**Exercise requirements:** Answer with one number: how many lines hold the string "detached".
↓
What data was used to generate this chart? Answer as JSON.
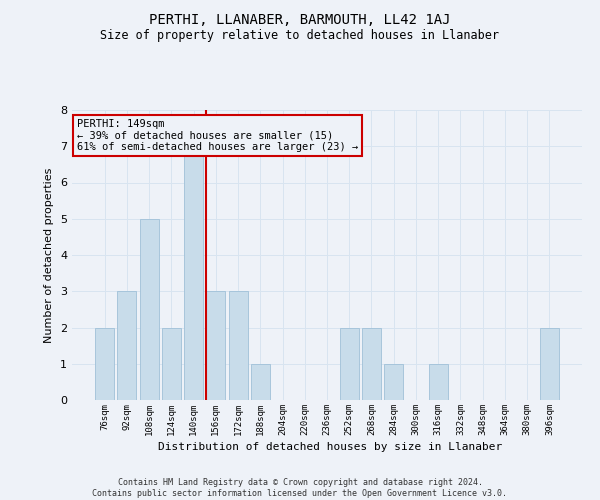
{
  "title": "PERTHI, LLANABER, BARMOUTH, LL42 1AJ",
  "subtitle": "Size of property relative to detached houses in Llanaber",
  "xlabel": "Distribution of detached houses by size in Llanaber",
  "ylabel": "Number of detached properties",
  "footer_line1": "Contains HM Land Registry data © Crown copyright and database right 2024.",
  "footer_line2": "Contains public sector information licensed under the Open Government Licence v3.0.",
  "categories": [
    "76sqm",
    "92sqm",
    "108sqm",
    "124sqm",
    "140sqm",
    "156sqm",
    "172sqm",
    "188sqm",
    "204sqm",
    "220sqm",
    "236sqm",
    "252sqm",
    "268sqm",
    "284sqm",
    "300sqm",
    "316sqm",
    "332sqm",
    "348sqm",
    "364sqm",
    "380sqm",
    "396sqm"
  ],
  "values": [
    2,
    3,
    5,
    2,
    7,
    3,
    3,
    1,
    0,
    0,
    0,
    2,
    2,
    1,
    0,
    1,
    0,
    0,
    0,
    0,
    2
  ],
  "bar_color": "#c8dcea",
  "bar_edge_color": "#a0c0d8",
  "grid_color": "#d8e4f0",
  "background_color": "#eef2f8",
  "annotation_box_text": "PERTHI: 149sqm\n← 39% of detached houses are smaller (15)\n61% of semi-detached houses are larger (23) →",
  "annotation_box_color": "#cc0000",
  "ylim": [
    0,
    8
  ],
  "yticks": [
    0,
    1,
    2,
    3,
    4,
    5,
    6,
    7,
    8
  ],
  "title_fontsize": 10,
  "subtitle_fontsize": 8.5,
  "ylabel_fontsize": 8,
  "xlabel_fontsize": 8,
  "footer_fontsize": 6,
  "annot_fontsize": 7.5,
  "xtick_fontsize": 6.5,
  "ytick_fontsize": 8
}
↑
**Solution to the exercise:** 4